>> start
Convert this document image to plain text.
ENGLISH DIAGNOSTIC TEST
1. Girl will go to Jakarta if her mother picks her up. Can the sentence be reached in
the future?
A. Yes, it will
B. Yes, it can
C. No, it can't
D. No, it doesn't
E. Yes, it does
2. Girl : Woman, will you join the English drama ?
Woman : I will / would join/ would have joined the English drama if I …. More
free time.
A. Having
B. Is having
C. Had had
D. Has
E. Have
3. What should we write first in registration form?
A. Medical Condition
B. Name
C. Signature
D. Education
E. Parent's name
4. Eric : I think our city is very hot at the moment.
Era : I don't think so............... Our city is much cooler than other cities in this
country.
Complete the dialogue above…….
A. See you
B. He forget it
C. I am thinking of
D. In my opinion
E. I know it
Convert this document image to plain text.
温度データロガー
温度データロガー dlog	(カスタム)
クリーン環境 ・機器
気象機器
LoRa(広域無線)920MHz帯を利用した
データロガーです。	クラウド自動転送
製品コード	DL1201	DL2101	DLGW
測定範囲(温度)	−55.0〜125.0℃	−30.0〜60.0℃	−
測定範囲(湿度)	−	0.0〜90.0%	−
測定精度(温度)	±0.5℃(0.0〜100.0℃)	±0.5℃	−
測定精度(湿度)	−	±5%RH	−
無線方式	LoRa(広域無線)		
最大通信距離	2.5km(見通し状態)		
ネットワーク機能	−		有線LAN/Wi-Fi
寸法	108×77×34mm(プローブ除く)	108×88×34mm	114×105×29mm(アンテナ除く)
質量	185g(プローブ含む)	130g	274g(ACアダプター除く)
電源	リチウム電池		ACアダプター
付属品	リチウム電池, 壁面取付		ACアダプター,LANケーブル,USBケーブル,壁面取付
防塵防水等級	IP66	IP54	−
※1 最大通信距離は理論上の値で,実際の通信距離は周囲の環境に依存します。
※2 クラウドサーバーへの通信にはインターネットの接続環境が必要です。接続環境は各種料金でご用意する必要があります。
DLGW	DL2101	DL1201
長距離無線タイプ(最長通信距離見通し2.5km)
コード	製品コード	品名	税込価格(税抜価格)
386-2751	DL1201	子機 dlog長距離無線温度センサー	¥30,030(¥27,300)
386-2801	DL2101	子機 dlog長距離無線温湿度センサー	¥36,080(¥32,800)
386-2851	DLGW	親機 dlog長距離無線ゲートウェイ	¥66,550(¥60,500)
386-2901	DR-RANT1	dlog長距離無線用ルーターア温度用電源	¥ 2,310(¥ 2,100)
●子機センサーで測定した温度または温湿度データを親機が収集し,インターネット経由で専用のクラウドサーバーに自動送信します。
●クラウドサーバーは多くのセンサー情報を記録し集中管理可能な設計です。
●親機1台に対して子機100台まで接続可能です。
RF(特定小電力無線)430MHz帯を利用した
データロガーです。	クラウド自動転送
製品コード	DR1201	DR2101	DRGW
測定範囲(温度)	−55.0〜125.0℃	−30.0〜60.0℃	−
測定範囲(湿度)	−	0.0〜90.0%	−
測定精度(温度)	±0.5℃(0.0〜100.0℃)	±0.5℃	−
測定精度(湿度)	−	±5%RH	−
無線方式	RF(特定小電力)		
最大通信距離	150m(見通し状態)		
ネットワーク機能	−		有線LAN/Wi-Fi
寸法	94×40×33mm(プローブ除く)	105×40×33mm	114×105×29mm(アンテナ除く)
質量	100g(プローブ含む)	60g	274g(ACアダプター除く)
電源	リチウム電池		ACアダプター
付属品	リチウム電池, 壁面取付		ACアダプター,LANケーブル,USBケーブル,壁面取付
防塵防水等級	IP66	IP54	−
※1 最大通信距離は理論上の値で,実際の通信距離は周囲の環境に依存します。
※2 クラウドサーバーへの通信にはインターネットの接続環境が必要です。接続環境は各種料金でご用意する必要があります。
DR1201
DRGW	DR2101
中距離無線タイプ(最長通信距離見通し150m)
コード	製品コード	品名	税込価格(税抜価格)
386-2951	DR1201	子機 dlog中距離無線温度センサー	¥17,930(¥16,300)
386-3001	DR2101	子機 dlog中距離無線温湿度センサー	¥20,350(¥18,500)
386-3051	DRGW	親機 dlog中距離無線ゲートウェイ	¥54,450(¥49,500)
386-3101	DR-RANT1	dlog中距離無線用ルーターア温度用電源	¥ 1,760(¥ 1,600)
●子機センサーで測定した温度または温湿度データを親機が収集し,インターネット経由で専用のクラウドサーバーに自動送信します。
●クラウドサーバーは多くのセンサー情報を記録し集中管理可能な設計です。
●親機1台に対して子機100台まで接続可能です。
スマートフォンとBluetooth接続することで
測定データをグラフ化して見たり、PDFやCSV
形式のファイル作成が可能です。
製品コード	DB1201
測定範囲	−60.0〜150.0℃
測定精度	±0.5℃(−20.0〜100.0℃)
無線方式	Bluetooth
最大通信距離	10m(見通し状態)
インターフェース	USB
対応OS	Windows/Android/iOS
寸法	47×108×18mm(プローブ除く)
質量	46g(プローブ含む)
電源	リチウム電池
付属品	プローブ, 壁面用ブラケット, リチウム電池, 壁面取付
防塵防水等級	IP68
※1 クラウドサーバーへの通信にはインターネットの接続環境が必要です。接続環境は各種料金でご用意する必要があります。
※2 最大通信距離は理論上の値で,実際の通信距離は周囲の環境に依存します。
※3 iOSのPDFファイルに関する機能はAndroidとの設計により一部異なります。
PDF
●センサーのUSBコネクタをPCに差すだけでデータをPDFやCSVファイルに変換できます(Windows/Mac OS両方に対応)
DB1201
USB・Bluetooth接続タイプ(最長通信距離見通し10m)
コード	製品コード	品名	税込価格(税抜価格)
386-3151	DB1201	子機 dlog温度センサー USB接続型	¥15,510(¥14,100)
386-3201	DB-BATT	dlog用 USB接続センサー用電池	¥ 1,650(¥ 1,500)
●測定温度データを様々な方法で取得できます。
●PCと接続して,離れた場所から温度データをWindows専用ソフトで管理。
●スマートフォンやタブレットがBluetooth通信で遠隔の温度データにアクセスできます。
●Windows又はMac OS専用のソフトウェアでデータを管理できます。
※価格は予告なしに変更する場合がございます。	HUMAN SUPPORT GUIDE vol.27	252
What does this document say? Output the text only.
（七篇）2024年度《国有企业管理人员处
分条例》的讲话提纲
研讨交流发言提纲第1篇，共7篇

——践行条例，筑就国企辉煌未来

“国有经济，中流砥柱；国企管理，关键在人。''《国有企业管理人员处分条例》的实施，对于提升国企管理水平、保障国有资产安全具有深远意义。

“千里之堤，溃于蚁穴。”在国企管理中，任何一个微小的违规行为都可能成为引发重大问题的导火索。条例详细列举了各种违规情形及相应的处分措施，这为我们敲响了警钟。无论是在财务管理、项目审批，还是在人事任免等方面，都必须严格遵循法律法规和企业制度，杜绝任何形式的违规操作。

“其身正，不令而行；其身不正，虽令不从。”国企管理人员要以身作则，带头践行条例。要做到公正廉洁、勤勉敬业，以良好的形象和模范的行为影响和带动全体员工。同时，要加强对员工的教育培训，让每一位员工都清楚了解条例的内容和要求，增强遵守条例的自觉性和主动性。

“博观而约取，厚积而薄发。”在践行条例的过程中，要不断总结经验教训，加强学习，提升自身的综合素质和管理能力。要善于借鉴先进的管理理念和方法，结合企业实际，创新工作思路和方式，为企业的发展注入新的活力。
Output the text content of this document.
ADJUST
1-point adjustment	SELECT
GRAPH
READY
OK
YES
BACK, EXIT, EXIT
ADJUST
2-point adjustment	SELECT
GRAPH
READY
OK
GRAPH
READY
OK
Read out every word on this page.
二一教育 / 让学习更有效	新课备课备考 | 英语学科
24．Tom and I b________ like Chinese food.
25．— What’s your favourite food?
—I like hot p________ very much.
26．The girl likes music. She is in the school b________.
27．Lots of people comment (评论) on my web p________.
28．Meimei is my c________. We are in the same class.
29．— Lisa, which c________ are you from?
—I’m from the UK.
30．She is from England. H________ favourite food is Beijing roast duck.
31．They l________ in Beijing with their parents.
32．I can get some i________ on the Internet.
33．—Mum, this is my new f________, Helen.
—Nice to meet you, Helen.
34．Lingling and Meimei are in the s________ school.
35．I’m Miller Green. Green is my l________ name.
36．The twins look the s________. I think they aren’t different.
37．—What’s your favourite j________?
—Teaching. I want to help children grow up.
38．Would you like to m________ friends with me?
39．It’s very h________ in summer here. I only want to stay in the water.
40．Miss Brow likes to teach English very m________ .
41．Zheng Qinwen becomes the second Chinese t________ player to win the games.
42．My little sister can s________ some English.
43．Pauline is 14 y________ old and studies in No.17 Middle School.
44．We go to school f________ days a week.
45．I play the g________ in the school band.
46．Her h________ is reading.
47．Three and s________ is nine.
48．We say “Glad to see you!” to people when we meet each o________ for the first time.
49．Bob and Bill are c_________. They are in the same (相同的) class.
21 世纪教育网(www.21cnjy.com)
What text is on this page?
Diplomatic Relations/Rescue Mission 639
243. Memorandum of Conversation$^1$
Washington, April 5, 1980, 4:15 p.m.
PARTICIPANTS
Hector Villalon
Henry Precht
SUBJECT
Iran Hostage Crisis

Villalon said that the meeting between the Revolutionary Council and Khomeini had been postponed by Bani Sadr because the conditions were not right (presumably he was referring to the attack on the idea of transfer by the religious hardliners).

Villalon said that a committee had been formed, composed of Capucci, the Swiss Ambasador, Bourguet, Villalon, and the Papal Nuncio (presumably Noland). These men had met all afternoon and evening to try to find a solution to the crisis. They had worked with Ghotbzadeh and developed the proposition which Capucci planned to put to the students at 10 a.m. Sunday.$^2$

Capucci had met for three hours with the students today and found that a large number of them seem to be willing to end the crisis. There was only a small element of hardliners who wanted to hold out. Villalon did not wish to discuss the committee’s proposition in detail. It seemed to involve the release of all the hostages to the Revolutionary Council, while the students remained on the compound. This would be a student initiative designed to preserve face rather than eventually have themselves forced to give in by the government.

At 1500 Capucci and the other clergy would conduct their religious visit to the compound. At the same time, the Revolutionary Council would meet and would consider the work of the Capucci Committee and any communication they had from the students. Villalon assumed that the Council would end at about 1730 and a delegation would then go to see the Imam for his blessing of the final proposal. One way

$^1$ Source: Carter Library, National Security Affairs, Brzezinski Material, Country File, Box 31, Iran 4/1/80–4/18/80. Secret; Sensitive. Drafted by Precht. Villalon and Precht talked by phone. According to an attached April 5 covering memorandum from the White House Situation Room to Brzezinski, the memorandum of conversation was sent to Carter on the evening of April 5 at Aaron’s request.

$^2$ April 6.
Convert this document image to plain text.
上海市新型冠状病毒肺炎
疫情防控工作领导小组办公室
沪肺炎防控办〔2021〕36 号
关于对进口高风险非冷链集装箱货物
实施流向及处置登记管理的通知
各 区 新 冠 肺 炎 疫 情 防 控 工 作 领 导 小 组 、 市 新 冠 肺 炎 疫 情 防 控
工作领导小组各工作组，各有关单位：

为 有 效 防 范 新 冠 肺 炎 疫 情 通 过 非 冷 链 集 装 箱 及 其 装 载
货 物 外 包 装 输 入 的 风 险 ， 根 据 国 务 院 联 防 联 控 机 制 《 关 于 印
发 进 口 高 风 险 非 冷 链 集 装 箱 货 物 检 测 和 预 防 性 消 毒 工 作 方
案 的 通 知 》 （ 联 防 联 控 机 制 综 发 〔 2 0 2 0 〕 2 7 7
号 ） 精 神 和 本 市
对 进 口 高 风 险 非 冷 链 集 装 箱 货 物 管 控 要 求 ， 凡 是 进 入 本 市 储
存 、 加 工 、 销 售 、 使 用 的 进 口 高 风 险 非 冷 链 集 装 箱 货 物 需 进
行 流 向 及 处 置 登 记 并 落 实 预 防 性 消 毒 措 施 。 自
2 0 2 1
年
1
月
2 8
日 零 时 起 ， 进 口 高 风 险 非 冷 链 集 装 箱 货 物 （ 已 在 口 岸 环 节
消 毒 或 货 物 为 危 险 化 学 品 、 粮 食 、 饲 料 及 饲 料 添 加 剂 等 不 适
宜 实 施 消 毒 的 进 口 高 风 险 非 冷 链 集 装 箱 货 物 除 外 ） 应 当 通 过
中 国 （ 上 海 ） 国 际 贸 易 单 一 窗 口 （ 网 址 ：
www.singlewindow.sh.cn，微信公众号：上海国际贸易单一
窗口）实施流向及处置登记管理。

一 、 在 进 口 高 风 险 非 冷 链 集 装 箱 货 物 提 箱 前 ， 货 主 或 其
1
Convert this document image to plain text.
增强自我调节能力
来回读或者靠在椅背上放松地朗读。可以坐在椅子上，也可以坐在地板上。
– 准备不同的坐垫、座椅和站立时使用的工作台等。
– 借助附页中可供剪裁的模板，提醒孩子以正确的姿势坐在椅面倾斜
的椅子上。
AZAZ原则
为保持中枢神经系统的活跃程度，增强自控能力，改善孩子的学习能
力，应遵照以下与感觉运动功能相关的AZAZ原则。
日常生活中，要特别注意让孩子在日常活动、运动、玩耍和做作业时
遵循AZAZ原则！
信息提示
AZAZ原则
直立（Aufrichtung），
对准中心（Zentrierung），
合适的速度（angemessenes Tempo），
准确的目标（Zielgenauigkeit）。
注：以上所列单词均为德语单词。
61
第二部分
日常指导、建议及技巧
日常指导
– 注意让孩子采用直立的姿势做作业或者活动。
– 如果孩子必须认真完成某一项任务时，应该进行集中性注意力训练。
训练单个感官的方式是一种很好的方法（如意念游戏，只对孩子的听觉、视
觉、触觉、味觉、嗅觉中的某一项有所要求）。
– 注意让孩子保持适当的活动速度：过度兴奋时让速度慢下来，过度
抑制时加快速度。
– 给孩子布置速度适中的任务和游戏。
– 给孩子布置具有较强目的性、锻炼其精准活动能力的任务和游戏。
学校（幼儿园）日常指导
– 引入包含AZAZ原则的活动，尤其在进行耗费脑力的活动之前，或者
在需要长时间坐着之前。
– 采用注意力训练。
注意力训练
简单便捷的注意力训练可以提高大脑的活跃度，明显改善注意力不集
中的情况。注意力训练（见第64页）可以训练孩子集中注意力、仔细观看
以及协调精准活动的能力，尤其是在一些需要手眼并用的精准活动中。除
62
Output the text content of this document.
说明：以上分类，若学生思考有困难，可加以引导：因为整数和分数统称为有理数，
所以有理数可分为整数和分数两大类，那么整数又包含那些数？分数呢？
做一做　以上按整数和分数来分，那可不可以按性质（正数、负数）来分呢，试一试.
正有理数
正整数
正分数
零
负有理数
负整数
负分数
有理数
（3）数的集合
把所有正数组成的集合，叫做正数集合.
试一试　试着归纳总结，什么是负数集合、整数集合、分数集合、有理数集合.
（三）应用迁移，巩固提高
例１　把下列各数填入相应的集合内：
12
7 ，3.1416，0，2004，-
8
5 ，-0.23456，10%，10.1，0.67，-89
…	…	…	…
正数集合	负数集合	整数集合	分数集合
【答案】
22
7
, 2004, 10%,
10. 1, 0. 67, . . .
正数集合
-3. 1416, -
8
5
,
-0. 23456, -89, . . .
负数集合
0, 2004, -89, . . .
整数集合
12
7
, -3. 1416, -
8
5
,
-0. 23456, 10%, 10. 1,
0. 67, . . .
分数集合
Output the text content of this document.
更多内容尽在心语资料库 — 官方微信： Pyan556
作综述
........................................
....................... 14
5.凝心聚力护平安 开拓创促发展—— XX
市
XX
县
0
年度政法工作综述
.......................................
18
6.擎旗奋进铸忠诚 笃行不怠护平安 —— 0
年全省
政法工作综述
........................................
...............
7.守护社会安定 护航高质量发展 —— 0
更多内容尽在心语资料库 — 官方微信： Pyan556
>> end
Exercise brief =>
In the entries above, find lines with "整数集合" and copy each.

Result of the task =>
试一试　试着归纳总结，什么是负数集合、整数集合、分数集合、有理数集合.
正数集合	负数集合	整数集合	分数集合
整数集合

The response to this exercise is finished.